● Exercise details: The records below must be copied in full; omit the images.

[Records from a data collection]
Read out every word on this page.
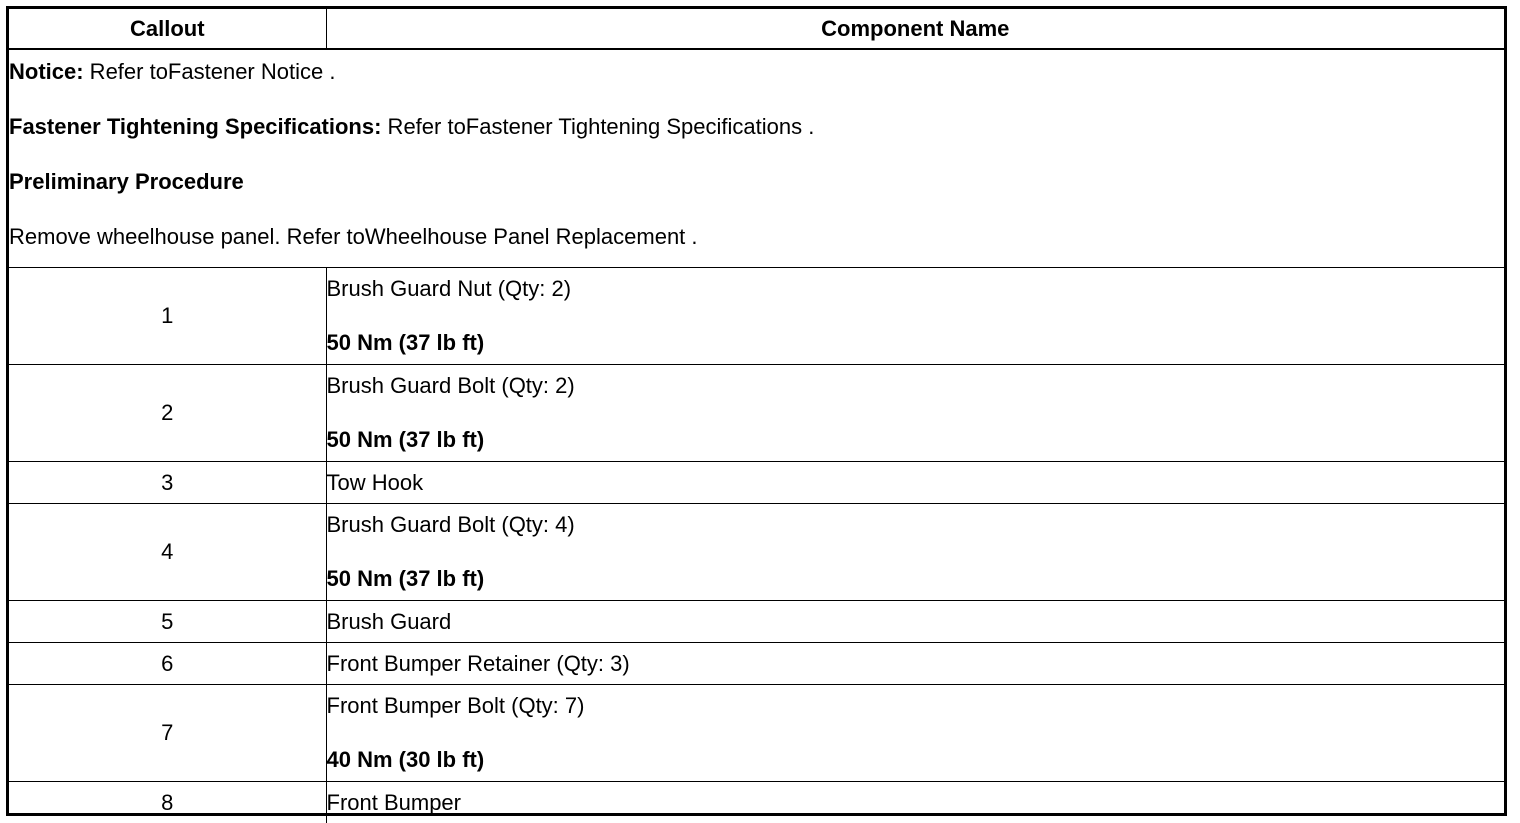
Callout	Component Name

Notice: Refer toFastener Notice .

Fastener Tightening Specifications: Refer toFastener Tightening Specifications .

Preliminary Procedure

Remove wheelhouse panel. Refer toWheelhouse Panel Replacement .	

1	Brush Guard Nut (Qty: 2)
50 Nm (37 lb ft)

2	Brush Guard Bolt (Qty: 2)
50 Nm (37 lb ft)

3	Tow Hook
4	Brush Guard Bolt (Qty: 4)
50 Nm (37 lb ft)

5	Brush Guard
6	Front Bumper Retainer (Qty: 3)
7	Front Bumper Bolt (Qty: 7)
40 Nm (30 lb ft)

8	Front Bumper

● Solution to this task:
Read out every word on this page.
Callout	Component Name

Notice: Refer toFastener Notice .

Fastener Tightening Specifications: Refer toFastener Tightening Specifications .

Preliminary Procedure

Remove wheelhouse panel. Refer toWheelhouse Panel Replacement .	

1	Brush Guard Nut (Qty: 2)
50 Nm (37 lb ft)

2	Brush Guard Bolt (Qty: 2)
50 Nm (37 lb ft)

3	Tow Hook
4	Brush Guard Bolt (Qty: 4)
50 Nm (37 lb ft)

5	Brush Guard
6	Front Bumper Retainer (Qty: 3)
7	Front Bumper Bolt (Qty: 7)
40 Nm (30 lb ft)

8	Front Bumper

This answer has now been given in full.